Data to use:
•••

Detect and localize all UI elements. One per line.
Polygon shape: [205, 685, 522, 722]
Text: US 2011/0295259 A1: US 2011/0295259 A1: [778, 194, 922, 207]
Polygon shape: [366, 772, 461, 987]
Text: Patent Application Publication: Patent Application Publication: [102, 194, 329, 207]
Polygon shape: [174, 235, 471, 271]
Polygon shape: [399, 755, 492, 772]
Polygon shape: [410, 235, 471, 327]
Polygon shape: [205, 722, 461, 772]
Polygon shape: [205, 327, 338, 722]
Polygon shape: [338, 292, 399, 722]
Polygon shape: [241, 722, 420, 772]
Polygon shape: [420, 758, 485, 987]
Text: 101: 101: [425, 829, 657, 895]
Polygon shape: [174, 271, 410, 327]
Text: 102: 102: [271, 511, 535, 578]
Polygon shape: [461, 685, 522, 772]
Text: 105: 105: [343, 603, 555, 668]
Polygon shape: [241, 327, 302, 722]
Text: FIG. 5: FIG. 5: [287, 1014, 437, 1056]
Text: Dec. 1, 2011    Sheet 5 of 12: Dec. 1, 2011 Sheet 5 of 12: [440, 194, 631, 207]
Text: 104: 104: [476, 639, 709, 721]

•••

Given exercise:
Express every line of the records above as a Markdown table with two columns, Row and Line, numbering each row in order and omitting any blank lines.

Result below:
| Row | Line |
|---|---|
| 1 | Detect and localize all UI elements. One per line. |
| 2 | Polygon shape: [205, 685, 522, 722] |
| 3 | Text: US 2011/0295259 A1: US 2011/0295259 A1: [778, 194, 922, 207] |
| 4 | Polygon shape: [366, 772, 461, 987] |
| 5 | Text: Patent Application Publication: Patent Application Publication: [102, 194, 329, 207] |
| 6 | Polygon shape: [174, 235, 471, 271] |
| 7 | Polygon shape: [399, 755, 492, 772] |
| 8 | Polygon shape: [410, 235, 471, 327] |
| 9 | Polygon shape: [205, 722, 461, 772] |
| 10 | Polygon shape: [205, 327, 338, 722] |
| 11 | Polygon shape: [338, 292, 399, 722] |
| 12 | Polygon shape: [241, 722, 420, 772] |
| 13 | Polygon shape: [420, 758, 485, 987] |
| 14 | Text: 101: 101: [425, 829, 657, 895] |
| 15 | Polygon shape: [174, 271, 410, 327] |
| 16 | Text: 102: 102: [271, 511, 535, 578] |
| 17 | Polygon shape: [461, 685, 522, 772] |
| 18 | Text: 105: 105: [343, 603, 555, 668] |
| 19 | Polygon shape: [241, 327, 302, 722] |
| 20 | Text: FIG. 5: FIG. 5: [287, 1014, 437, 1056] |
| 21 | Text: Dec. 1, 2011    Sheet 5 of 12: Dec. 1, 2011 Sheet 5 of 12: [440, 194, 631, 207] |
| 22 | Text: 104: 104: [476, 639, 709, 721] |